Repeat, exactly and completely, the material that follows. Omit the pictures.
>> Begin Dataset records
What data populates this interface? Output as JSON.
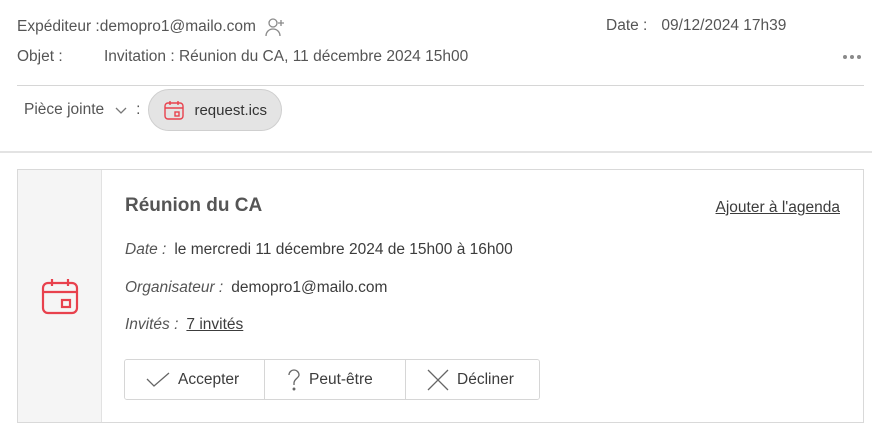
{
  "header": {
    "sender_label": "Expéditeur :",
    "sender_value": "demopro1@mailo.com",
    "date_label": "Date :",
    "date_value": "09/12/2024 17h39",
    "subject_label": "Objet :",
    "subject_value": "Invitation : Réunion du CA, 11 décembre 2024 15h00",
    "icons": {
      "add_contact": "person-plus-icon",
      "more": "more-horizontal-icon"
    }
  },
  "attachments": {
    "label": "Pièce jointe",
    "colon": ":",
    "items": [
      {
        "name": "request.ics",
        "icon": "calendar-icon"
      }
    ]
  },
  "invitation": {
    "title": "Réunion du CA",
    "add_to_agenda": "Ajouter à l'agenda",
    "date_label": "Date :",
    "date_value": "le mercredi 11 décembre 2024 de 15h00 à 16h00",
    "organizer_label": "Organisateur :",
    "organizer_value": "demopro1@mailo.com",
    "guests_label": "Invités :",
    "guests_value": "7 invités",
    "buttons": {
      "accept": "Accepter",
      "maybe": "Peut-être",
      "decline": "Décliner"
    }
  },
  "colors": {
    "accent_red": "#e8414d",
    "text": "#3c3c3c",
    "muted": "#555555"
  }
}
>> End Dataset records
Response to this exercise
What data populates this interface? Output as JSON.
{
  "header": {
    "sender_label": "Expéditeur :",
    "sender_value": "demopro1@mailo.com",
    "date_label": "Date :",
    "date_value": "09/12/2024 17h39",
    "subject_label": "Objet :",
    "subject_value": "Invitation : Réunion du CA, 11 décembre 2024 15h00",
    "icons": {
      "add_contact": "person-plus-icon",
      "more": "more-horizontal-icon"
    }
  },
  "attachments": {
    "label": "Pièce jointe",
    "colon": ":",
    "items": [
      {
        "name": "request.ics",
        "icon": "calendar-icon"
      }
    ]
  },
  "invitation": {
    "title": "Réunion du CA",
    "add_to_agenda": "Ajouter à l'agenda",
    "date_label": "Date :",
    "date_value": "le mercredi 11 décembre 2024 de 15h00 à 16h00",
    "organizer_label": "Organisateur :",
    "organizer_value": "demopro1@mailo.com",
    "guests_label": "Invités :",
    "guests_value": "7 invités",
    "buttons": {
      "accept": "Accepter",
      "maybe": "Peut-être",
      "decline": "Décliner"
    }
  },
  "colors": {
    "accent_red": "#e8414d",
    "text": "#3c3c3c",
    "muted": "#555555"
  }
}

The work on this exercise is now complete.